**Task statement:** Quote all entries exactly, leaving pictures aside.

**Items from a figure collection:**

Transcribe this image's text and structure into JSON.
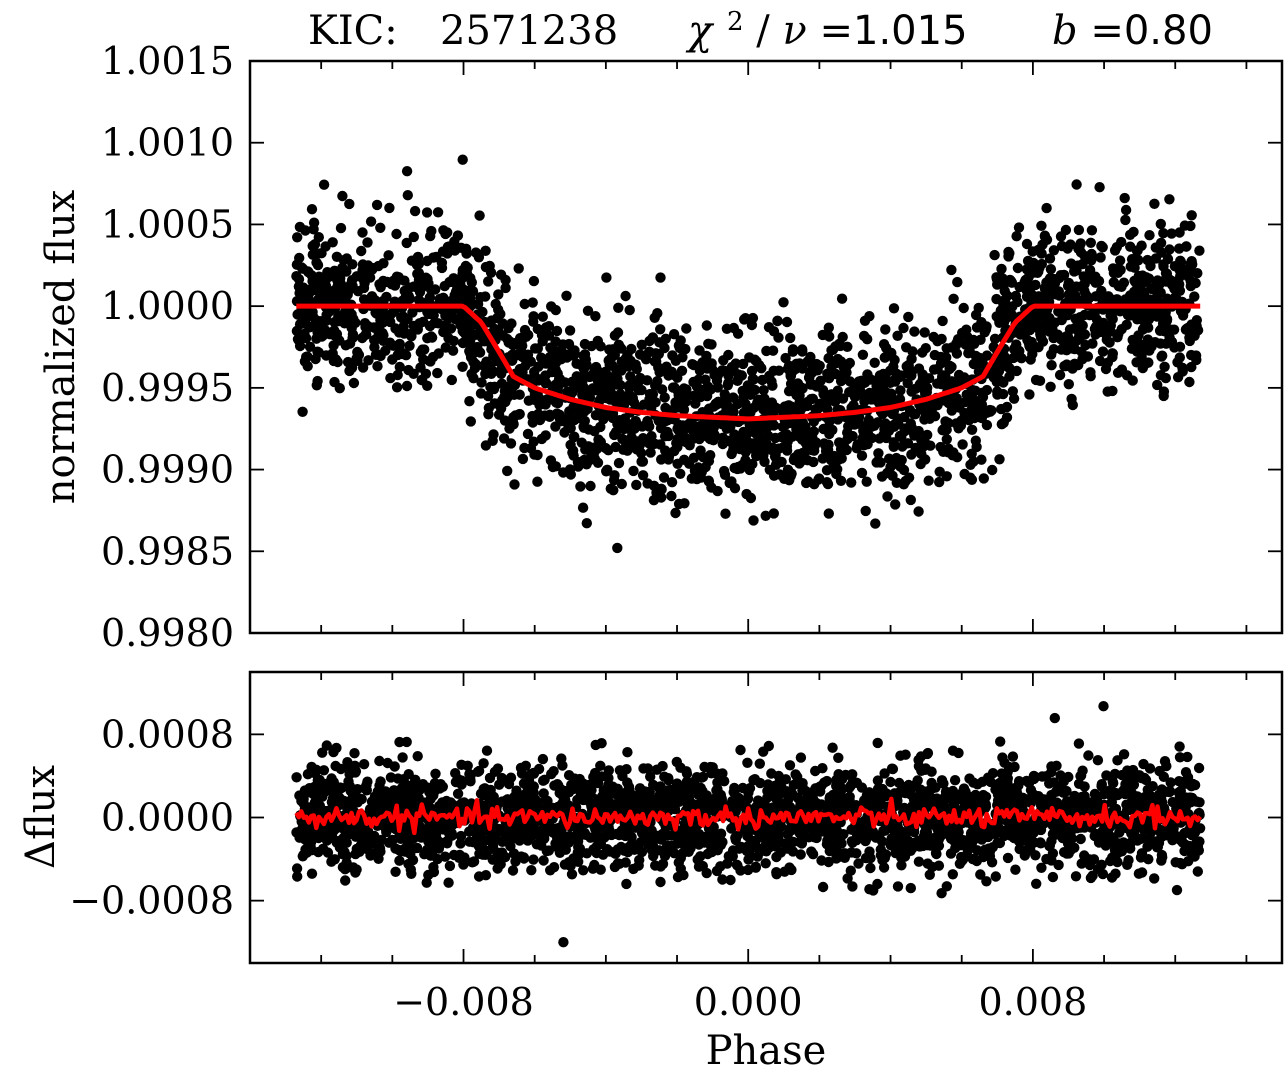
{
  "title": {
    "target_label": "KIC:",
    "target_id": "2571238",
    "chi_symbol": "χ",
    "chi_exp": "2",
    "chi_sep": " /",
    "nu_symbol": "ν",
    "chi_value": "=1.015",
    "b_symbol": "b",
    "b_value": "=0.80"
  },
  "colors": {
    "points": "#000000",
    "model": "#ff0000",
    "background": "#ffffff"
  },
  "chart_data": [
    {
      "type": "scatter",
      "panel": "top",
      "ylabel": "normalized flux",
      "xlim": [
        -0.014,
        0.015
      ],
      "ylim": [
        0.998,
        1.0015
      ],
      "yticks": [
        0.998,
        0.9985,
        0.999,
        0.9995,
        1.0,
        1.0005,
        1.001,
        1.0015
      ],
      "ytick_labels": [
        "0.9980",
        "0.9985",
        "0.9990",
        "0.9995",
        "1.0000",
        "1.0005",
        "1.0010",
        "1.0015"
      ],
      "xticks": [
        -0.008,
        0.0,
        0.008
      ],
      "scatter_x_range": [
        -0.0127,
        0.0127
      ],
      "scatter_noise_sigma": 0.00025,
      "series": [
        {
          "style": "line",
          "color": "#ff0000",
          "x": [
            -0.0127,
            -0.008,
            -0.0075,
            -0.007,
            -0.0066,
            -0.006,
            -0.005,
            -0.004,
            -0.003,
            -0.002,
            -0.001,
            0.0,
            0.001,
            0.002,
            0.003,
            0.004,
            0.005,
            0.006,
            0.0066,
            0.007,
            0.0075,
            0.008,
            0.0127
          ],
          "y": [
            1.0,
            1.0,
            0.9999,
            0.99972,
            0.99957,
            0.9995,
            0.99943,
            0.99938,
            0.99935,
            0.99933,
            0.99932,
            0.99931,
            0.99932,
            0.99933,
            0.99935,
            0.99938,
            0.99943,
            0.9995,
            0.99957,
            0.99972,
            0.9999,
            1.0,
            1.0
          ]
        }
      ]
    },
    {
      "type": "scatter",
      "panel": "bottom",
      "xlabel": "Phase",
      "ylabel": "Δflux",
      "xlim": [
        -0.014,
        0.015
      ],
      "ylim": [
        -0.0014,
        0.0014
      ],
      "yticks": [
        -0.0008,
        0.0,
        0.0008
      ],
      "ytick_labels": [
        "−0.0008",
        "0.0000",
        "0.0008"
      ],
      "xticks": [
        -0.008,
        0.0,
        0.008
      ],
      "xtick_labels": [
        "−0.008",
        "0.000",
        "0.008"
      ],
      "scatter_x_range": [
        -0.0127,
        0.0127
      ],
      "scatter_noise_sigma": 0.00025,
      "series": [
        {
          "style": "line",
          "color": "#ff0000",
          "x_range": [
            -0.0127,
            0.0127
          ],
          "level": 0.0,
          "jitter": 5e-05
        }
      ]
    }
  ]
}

**Response to this task:**
Transcribe this image's text and structure into JSON.
{
  "title": {
    "target_label": "KIC:",
    "target_id": "2571238",
    "chi_symbol": "χ",
    "chi_exp": "2",
    "chi_sep": " /",
    "nu_symbol": "ν",
    "chi_value": "=1.015",
    "b_symbol": "b",
    "b_value": "=0.80"
  },
  "colors": {
    "points": "#000000",
    "model": "#ff0000",
    "background": "#ffffff"
  },
  "chart_data": [
    {
      "type": "scatter",
      "panel": "top",
      "ylabel": "normalized flux",
      "xlim": [
        -0.014,
        0.015
      ],
      "ylim": [
        0.998,
        1.0015
      ],
      "yticks": [
        0.998,
        0.9985,
        0.999,
        0.9995,
        1.0,
        1.0005,
        1.001,
        1.0015
      ],
      "ytick_labels": [
        "0.9980",
        "0.9985",
        "0.9990",
        "0.9995",
        "1.0000",
        "1.0005",
        "1.0010",
        "1.0015"
      ],
      "xticks": [
        -0.008,
        0.0,
        0.008
      ],
      "scatter_x_range": [
        -0.0127,
        0.0127
      ],
      "scatter_noise_sigma": 0.00025,
      "series": [
        {
          "style": "line",
          "color": "#ff0000",
          "x": [
            -0.0127,
            -0.008,
            -0.0075,
            -0.007,
            -0.0066,
            -0.006,
            -0.005,
            -0.004,
            -0.003,
            -0.002,
            -0.001,
            0.0,
            0.001,
            0.002,
            0.003,
            0.004,
            0.005,
            0.006,
            0.0066,
            0.007,
            0.0075,
            0.008,
            0.0127
          ],
          "y": [
            1.0,
            1.0,
            0.9999,
            0.99972,
            0.99957,
            0.9995,
            0.99943,
            0.99938,
            0.99935,
            0.99933,
            0.99932,
            0.99931,
            0.99932,
            0.99933,
            0.99935,
            0.99938,
            0.99943,
            0.9995,
            0.99957,
            0.99972,
            0.9999,
            1.0,
            1.0
          ]
        }
      ]
    },
    {
      "type": "scatter",
      "panel": "bottom",
      "xlabel": "Phase",
      "ylabel": "Δflux",
      "xlim": [
        -0.014,
        0.015
      ],
      "ylim": [
        -0.0014,
        0.0014
      ],
      "yticks": [
        -0.0008,
        0.0,
        0.0008
      ],
      "ytick_labels": [
        "−0.0008",
        "0.0000",
        "0.0008"
      ],
      "xticks": [
        -0.008,
        0.0,
        0.008
      ],
      "xtick_labels": [
        "−0.008",
        "0.000",
        "0.008"
      ],
      "scatter_x_range": [
        -0.0127,
        0.0127
      ],
      "scatter_noise_sigma": 0.00025,
      "series": [
        {
          "style": "line",
          "color": "#ff0000",
          "x_range": [
            -0.0127,
            0.0127
          ],
          "level": 0.0,
          "jitter": 5e-05
        }
      ]
    }
  ]
}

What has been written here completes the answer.